**What needs to be done:** Locate every line that holds the string "page" and copy it.

(Saved entries)
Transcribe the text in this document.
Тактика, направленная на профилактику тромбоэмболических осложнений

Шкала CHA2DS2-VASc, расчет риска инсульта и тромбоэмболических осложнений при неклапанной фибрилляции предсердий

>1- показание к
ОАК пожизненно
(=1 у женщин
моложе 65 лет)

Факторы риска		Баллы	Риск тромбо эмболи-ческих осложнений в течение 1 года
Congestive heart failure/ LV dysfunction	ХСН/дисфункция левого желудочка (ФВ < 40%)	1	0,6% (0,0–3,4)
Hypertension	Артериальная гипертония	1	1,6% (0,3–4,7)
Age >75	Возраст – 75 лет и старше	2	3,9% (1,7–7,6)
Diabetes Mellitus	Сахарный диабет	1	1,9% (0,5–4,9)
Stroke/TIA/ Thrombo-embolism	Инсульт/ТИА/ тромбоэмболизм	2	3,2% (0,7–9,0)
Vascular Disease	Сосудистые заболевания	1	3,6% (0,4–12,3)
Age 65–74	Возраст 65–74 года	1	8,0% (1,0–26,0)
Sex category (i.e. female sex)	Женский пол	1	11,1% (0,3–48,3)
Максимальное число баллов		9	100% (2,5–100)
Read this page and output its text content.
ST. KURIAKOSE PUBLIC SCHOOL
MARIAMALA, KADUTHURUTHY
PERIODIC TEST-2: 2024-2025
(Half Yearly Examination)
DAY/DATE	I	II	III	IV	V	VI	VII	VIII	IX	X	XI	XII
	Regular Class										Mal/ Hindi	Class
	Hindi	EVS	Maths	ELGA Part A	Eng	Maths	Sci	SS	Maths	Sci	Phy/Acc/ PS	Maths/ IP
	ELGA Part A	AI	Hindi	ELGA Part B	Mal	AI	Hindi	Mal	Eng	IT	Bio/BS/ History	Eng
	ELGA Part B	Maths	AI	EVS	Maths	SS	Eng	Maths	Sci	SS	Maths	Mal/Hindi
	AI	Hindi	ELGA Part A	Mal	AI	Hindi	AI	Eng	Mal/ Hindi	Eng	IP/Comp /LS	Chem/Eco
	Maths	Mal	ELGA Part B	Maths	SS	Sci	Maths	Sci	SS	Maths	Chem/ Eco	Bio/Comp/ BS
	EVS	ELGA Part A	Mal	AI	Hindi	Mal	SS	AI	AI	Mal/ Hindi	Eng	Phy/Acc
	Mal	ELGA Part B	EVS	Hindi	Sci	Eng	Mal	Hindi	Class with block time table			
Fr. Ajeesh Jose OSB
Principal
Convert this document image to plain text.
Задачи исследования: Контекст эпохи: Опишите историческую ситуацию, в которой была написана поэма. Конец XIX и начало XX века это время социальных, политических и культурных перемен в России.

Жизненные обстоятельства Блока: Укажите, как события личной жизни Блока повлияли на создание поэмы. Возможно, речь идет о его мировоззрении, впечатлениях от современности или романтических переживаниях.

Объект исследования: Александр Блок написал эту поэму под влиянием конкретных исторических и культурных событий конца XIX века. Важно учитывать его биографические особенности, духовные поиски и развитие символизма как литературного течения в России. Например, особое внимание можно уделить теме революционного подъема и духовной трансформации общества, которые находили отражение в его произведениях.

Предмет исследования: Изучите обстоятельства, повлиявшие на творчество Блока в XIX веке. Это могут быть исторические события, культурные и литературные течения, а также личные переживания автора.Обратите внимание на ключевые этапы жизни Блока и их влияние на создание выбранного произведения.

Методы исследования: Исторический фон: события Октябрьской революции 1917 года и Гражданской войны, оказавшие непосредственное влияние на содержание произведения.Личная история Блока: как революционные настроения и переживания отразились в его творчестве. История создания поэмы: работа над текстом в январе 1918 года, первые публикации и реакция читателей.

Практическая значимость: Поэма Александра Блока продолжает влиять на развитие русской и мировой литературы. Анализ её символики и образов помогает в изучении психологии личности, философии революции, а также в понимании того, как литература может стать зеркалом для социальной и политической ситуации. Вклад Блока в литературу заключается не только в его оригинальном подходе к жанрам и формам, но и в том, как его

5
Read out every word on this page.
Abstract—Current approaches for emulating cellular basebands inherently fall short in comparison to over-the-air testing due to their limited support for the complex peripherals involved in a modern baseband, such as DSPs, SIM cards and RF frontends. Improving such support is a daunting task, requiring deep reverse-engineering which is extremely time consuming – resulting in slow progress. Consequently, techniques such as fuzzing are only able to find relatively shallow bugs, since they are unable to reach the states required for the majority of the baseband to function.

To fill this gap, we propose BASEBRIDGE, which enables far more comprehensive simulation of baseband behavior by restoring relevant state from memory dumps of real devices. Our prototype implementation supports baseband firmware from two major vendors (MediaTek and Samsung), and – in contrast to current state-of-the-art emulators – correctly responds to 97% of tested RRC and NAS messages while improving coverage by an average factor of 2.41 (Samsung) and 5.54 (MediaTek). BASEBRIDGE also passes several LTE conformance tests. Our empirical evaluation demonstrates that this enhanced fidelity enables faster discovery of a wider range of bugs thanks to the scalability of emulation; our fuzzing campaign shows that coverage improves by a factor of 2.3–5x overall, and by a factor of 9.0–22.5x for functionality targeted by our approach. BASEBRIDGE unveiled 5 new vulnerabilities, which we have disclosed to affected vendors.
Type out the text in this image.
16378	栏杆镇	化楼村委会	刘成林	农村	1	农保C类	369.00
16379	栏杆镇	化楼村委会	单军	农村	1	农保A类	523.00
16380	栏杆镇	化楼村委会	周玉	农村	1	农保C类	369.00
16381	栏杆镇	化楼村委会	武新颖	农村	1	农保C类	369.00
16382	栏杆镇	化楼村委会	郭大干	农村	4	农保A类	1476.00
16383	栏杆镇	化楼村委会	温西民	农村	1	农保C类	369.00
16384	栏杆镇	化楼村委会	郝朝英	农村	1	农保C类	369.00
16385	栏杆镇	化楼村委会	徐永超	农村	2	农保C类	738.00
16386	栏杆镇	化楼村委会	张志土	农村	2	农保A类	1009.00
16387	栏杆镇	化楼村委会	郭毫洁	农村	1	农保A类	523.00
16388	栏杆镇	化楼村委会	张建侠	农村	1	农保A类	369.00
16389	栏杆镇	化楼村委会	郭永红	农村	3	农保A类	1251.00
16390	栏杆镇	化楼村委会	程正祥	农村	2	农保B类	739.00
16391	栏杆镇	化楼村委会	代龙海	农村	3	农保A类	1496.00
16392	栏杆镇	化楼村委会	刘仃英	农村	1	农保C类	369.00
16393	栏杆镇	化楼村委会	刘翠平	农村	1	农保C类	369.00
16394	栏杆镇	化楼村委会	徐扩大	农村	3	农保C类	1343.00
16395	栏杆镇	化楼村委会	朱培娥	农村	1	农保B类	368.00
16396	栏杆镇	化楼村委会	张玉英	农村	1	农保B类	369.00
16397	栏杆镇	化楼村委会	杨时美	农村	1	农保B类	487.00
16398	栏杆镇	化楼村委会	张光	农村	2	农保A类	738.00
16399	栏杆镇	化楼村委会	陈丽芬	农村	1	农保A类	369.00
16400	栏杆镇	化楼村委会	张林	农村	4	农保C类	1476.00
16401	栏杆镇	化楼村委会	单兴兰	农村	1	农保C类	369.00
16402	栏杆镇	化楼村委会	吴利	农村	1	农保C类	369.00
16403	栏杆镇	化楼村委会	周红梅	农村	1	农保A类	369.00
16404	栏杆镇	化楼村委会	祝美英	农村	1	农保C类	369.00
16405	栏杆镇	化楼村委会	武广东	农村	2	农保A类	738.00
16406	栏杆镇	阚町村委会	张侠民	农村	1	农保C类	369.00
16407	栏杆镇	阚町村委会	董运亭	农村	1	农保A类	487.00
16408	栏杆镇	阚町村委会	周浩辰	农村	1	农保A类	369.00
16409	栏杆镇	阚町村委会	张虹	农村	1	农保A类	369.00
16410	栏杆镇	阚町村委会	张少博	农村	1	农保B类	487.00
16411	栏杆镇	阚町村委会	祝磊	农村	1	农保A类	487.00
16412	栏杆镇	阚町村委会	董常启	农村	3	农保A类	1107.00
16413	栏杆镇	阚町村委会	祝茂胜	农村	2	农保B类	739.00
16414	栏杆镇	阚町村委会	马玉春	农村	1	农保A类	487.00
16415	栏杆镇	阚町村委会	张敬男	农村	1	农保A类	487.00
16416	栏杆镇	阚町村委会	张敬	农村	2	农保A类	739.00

**Task solution:**
Read this page and output its text content.
Read out every word on this page.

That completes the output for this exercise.